_Problem to work on_
Give all of the lines again, with nothing added or dropped.

_Records from a data source_
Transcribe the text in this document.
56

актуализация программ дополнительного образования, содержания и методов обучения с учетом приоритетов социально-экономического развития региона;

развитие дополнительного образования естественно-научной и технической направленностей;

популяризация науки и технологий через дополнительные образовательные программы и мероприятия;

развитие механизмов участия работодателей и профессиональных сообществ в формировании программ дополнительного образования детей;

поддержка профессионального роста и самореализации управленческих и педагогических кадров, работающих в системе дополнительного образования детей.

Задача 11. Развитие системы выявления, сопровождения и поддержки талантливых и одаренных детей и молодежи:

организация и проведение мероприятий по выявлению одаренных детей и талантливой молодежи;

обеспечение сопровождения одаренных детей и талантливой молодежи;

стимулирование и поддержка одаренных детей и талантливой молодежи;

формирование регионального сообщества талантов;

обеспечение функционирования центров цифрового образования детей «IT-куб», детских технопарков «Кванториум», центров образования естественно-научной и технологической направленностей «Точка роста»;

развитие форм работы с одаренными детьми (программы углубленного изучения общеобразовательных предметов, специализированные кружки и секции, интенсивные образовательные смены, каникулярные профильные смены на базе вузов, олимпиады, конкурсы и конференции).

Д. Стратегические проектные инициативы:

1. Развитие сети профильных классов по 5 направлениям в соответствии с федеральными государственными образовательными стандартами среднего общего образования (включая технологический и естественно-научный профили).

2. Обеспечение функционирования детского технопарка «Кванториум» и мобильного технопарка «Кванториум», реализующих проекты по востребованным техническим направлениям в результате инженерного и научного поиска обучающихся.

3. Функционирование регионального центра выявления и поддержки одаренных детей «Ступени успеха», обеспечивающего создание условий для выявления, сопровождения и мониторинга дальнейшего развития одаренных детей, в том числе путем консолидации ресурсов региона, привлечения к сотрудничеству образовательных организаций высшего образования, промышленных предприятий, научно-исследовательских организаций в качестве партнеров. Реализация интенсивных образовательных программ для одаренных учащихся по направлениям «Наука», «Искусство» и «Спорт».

_Completed task_
Transcribe the text in this document.
56

актуализация программ дополнительного образования, содержания и методов обучения с учетом приоритетов социально-экономического развития региона;

развитие дополнительного образования естественно-научной и технической направленностей;

популяризация науки и технологий через дополнительные образовательные программы и мероприятия;

развитие механизмов участия работодателей и профессиональных сообществ в формировании программ дополнительного образования детей;

поддержка профессионального роста и самореализации управленческих и педагогических кадров, работающих в системе дополнительного образования детей.

Задача 11. Развитие системы выявления, сопровождения и поддержки талантливых и одаренных детей и молодежи:

организация и проведение мероприятий по выявлению одаренных детей и талантливой молодежи;

обеспечение сопровождения одаренных детей и талантливой молодежи;

стимулирование и поддержка одаренных детей и талантливой молодежи;

формирование регионального сообщества талантов;

обеспечение функционирования центров цифрового образования детей «IT-куб», детских технопарков «Кванториум», центров образования естественно-научной и технологической направленностей «Точка роста»;

развитие форм работы с одаренными детьми (программы углубленного изучения общеобразовательных предметов, специализированные кружки и секции, интенсивные образовательные смены, каникулярные профильные смены на базе вузов, олимпиады, конкурсы и конференции).

Д. Стратегические проектные инициативы:

1. Развитие сети профильных классов по 5 направлениям в соответствии с федеральными государственными образовательными стандартами среднего общего образования (включая технологический и естественно-научный профили).

2. Обеспечение функционирования детского технопарка «Кванториум» и мобильного технопарка «Кванториум», реализующих проекты по востребованным техническим направлениям в результате инженерного и научного поиска обучающихся.

3. Функционирование регионального центра выявления и поддержки одаренных детей «Ступени успеха», обеспечивающего создание условий для выявления, сопровождения и мониторинга дальнейшего развития одаренных детей, в том числе путем консолидации ресурсов региона, привлечения к сотрудничеству образовательных организаций высшего образования, промышленных предприятий, научно-исследовательских организаций в качестве партнеров. Реализация интенсивных образовательных программ для одаренных учащихся по направлениям «Наука», «Искусство» и «Спорт».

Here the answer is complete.